◆ What to produce
Output every entry exactly, from the first line to the last.

◆ Data supplied

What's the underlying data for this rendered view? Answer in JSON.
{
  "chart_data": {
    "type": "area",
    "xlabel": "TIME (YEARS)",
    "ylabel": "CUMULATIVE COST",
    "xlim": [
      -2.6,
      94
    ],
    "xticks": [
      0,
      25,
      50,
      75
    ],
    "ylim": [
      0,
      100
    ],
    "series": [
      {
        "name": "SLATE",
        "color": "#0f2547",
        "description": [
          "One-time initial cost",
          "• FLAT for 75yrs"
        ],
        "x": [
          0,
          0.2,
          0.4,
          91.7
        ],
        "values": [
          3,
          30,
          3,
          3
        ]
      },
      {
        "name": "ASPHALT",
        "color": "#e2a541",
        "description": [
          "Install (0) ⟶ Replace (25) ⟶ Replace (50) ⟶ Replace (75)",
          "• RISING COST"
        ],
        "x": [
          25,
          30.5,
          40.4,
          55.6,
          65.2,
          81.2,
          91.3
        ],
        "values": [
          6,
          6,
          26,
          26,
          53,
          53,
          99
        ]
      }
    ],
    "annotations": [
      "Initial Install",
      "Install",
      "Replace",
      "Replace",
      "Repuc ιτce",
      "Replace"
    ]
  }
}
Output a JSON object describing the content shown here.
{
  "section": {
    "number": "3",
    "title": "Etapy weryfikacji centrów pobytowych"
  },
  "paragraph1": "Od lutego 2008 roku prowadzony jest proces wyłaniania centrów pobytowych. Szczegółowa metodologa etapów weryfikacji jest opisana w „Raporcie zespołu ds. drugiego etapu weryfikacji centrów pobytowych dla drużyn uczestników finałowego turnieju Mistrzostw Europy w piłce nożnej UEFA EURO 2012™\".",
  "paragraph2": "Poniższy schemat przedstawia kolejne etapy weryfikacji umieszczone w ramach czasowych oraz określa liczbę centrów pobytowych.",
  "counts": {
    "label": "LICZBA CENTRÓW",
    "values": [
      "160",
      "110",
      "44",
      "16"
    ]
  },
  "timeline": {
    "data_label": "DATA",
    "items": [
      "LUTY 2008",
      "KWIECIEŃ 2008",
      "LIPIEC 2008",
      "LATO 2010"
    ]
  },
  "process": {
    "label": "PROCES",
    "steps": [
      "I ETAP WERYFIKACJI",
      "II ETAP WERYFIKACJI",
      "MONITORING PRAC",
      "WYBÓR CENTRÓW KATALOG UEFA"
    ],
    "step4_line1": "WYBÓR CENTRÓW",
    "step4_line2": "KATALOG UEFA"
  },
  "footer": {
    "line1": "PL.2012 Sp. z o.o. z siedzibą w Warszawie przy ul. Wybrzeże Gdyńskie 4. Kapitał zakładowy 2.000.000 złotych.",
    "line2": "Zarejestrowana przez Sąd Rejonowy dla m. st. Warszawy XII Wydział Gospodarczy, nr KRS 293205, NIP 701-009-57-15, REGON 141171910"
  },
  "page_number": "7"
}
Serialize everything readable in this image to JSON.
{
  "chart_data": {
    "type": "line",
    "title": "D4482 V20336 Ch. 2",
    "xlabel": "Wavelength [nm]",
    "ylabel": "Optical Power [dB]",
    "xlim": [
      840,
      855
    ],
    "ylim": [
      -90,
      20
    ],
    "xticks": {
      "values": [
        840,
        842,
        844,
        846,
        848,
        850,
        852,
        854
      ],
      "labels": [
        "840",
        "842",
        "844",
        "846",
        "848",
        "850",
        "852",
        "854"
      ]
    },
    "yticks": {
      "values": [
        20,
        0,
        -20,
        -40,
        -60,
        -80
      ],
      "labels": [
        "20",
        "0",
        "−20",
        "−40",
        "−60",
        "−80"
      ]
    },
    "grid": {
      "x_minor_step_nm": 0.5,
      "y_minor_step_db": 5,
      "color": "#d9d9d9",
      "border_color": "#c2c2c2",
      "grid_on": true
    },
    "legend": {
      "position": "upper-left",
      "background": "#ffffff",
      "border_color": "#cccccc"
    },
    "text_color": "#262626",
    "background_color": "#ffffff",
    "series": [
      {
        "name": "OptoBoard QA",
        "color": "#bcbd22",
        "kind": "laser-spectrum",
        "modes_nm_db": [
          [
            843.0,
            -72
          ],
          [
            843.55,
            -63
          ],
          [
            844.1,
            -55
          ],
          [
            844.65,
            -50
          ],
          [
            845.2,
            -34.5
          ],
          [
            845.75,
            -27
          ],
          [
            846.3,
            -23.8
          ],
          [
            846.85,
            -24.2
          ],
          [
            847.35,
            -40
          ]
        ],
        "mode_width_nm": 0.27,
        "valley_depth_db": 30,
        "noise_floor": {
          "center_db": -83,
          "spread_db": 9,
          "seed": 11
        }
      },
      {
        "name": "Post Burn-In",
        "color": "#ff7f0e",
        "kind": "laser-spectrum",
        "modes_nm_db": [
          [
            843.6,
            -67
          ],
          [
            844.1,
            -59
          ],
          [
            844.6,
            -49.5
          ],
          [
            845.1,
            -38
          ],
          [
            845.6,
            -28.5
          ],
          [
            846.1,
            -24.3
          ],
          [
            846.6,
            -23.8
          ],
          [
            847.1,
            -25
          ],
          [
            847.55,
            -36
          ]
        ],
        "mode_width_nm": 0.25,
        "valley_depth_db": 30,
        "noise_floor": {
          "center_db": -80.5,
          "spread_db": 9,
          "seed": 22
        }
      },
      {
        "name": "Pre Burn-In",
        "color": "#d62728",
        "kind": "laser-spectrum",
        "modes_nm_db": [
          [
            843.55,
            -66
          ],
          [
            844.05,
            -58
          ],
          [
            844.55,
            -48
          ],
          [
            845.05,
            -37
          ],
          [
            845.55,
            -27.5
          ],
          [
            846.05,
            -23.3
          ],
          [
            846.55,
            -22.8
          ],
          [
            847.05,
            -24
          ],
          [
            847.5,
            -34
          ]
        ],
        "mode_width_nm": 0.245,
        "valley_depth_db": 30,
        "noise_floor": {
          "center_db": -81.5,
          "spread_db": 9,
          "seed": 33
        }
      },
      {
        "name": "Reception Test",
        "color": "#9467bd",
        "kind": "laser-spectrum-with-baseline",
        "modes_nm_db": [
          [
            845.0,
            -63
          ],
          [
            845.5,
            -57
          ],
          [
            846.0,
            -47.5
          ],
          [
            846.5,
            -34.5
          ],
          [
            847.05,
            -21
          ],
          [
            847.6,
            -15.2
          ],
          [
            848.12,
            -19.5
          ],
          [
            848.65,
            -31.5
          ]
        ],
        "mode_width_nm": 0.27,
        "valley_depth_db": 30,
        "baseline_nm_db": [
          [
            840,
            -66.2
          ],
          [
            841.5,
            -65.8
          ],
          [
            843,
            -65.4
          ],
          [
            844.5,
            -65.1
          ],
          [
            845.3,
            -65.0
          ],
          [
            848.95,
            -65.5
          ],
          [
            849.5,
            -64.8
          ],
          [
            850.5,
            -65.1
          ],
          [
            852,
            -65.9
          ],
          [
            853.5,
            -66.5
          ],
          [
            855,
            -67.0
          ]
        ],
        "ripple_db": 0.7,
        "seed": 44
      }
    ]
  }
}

◆ Task response
What's the underlying data for this rendered view? Answer in JSON.
{
  "chart_data": {
    "type": "area",
    "xlabel": "TIME (YEARS)",
    "ylabel": "CUMULATIVE COST",
    "xlim": [
      -2.6,
      94
    ],
    "xticks": [
      0,
      25,
      50,
      75
    ],
    "ylim": [
      0,
      100
    ],
    "series": [
      {
        "name": "SLATE",
        "color": "#0f2547",
        "description": [
          "One-time initial cost",
          "• FLAT for 75yrs"
        ],
        "x": [
          0,
          0.2,
          0.4,
          91.7
        ],
        "values": [
          3,
          30,
          3,
          3
        ]
      },
      {
        "name": "ASPHALT",
        "color": "#e2a541",
        "description": [
          "Install (0) ⟶ Replace (25) ⟶ Replace (50) ⟶ Replace (75)",
          "• RISING COST"
        ],
        "x": [
          25,
          30.5,
          40.4,
          55.6,
          65.2,
          81.2,
          91.3
        ],
        "values": [
          6,
          6,
          26,
          26,
          53,
          53,
          99
        ]
      }
    ],
    "annotations": [
      "Initial Install",
      "Install",
      "Replace",
      "Replace",
      "Repuc ιτce",
      "Replace"
    ]
  }
}
Output a JSON object describing the content shown here.
{
  "section": {
    "number": "3",
    "title": "Etapy weryfikacji centrów pobytowych"
  },
  "paragraph1": "Od lutego 2008 roku prowadzony jest proces wyłaniania centrów pobytowych. Szczegółowa metodologa etapów weryfikacji jest opisana w „Raporcie zespołu ds. drugiego etapu weryfikacji centrów pobytowych dla drużyn uczestników finałowego turnieju Mistrzostw Europy w piłce nożnej UEFA EURO 2012™\".",
  "paragraph2": "Poniższy schemat przedstawia kolejne etapy weryfikacji umieszczone w ramach czasowych oraz określa liczbę centrów pobytowych.",
  "counts": {
    "label": "LICZBA CENTRÓW",
    "values": [
      "160",
      "110",
      "44",
      "16"
    ]
  },
  "timeline": {
    "data_label": "DATA",
    "items": [
      "LUTY 2008",
      "KWIECIEŃ 2008",
      "LIPIEC 2008",
      "LATO 2010"
    ]
  },
  "process": {
    "label": "PROCES",
    "steps": [
      "I ETAP WERYFIKACJI",
      "II ETAP WERYFIKACJI",
      "MONITORING PRAC",
      "WYBÓR CENTRÓW KATALOG UEFA"
    ],
    "step4_line1": "WYBÓR CENTRÓW",
    "step4_line2": "KATALOG UEFA"
  },
  "footer": {
    "line1": "PL.2012 Sp. z o.o. z siedzibą w Warszawie przy ul. Wybrzeże Gdyńskie 4. Kapitał zakładowy 2.000.000 złotych.",
    "line2": "Zarejestrowana przez Sąd Rejonowy dla m. st. Warszawy XII Wydział Gospodarczy, nr KRS 293205, NIP 701-009-57-15, REGON 141171910"
  },
  "page_number": "7"
}
Serialize everything readable in this image to JSON.
{
  "chart_data": {
    "type": "line",
    "title": "D4482 V20336 Ch. 2",
    "xlabel": "Wavelength [nm]",
    "ylabel": "Optical Power [dB]",
    "xlim": [
      840,
      855
    ],
    "ylim": [
      -90,
      20
    ],
    "xticks": {
      "values": [
        840,
        842,
        844,
        846,
        848,
        850,
        852,
        854
      ],
      "labels": [
        "840",
        "842",
        "844",
        "846",
        "848",
        "850",
        "852",
        "854"
      ]
    },
    "yticks": {
      "values": [
        20,
        0,
        -20,
        -40,
        -60,
        -80
      ],
      "labels": [
        "20",
        "0",
        "−20",
        "−40",
        "−60",
        "−80"
      ]
    },
    "grid": {
      "x_minor_step_nm": 0.5,
      "y_minor_step_db": 5,
      "color": "#d9d9d9",
      "border_color": "#c2c2c2",
      "grid_on": true
    },
    "legend": {
      "position": "upper-left",
      "background": "#ffffff",
      "border_color": "#cccccc"
    },
    "text_color": "#262626",
    "background_color": "#ffffff",
    "series": [
      {
        "name": "OptoBoard QA",
        "color": "#bcbd22",
        "kind": "laser-spectrum",
        "modes_nm_db": [
          [
            843.0,
            -72
          ],
          [
            843.55,
            -63
          ],
          [
            844.1,
            -55
          ],
          [
            844.65,
            -50
          ],
          [
            845.2,
            -34.5
          ],
          [
            845.75,
            -27
          ],
          [
            846.3,
            -23.8
          ],
          [
            846.85,
            -24.2
          ],
          [
            847.35,
            -40
          ]
        ],
        "mode_width_nm": 0.27,
        "valley_depth_db": 30,
        "noise_floor": {
          "center_db": -83,
          "spread_db": 9,
          "seed": 11
        }
      },
      {
        "name": "Post Burn-In",
        "color": "#ff7f0e",
        "kind": "laser-spectrum",
        "modes_nm_db": [
          [
            843.6,
            -67
          ],
          [
            844.1,
            -59
          ],
          [
            844.6,
            -49.5
          ],
          [
            845.1,
            -38
          ],
          [
            845.6,
            -28.5
          ],
          [
            846.1,
            -24.3
          ],
          [
            846.6,
            -23.8
          ],
          [
            847.1,
            -25
          ],
          [
            847.55,
            -36
          ]
        ],
        "mode_width_nm": 0.25,
        "valley_depth_db": 30,
        "noise_floor": {
          "center_db": -80.5,
          "spread_db": 9,
          "seed": 22
        }
      },
      {
        "name": "Pre Burn-In",
        "color": "#d62728",
        "kind": "laser-spectrum",
        "modes_nm_db": [
          [
            843.55,
            -66
          ],
          [
            844.05,
            -58
          ],
          [
            844.55,
            -48
          ],
          [
            845.05,
            -37
          ],
          [
            845.55,
            -27.5
          ],
          [
            846.05,
            -23.3
          ],
          [
            846.55,
            -22.8
          ],
          [
            847.05,
            -24
          ],
          [
            847.5,
            -34
          ]
        ],
        "mode_width_nm": 0.245,
        "valley_depth_db": 30,
        "noise_floor": {
          "center_db": -81.5,
          "spread_db": 9,
          "seed": 33
        }
      },
      {
        "name": "Reception Test",
        "color": "#9467bd",
        "kind": "laser-spectrum-with-baseline",
        "modes_nm_db": [
          [
            845.0,
            -63
          ],
          [
            845.5,
            -57
          ],
          [
            846.0,
            -47.5
          ],
          [
            846.5,
            -34.5
          ],
          [
            847.05,
            -21
          ],
          [
            847.6,
            -15.2
          ],
          [
            848.12,
            -19.5
          ],
          [
            848.65,
            -31.5
          ]
        ],
        "mode_width_nm": 0.27,
        "valley_depth_db": 30,
        "baseline_nm_db": [
          [
            840,
            -66.2
          ],
          [
            841.5,
            -65.8
          ],
          [
            843,
            -65.4
          ],
          [
            844.5,
            -65.1
          ],
          [
            845.3,
            -65.0
          ],
          [
            848.95,
            -65.5
          ],
          [
            849.5,
            -64.8
          ],
          [
            850.5,
            -65.1
          ],
          [
            852,
            -65.9
          ],
          [
            853.5,
            -66.5
          ],
          [
            855,
            -67.0
          ]
        ],
        "ripple_db": 0.7,
        "seed": 44
      }
    ]
  }
}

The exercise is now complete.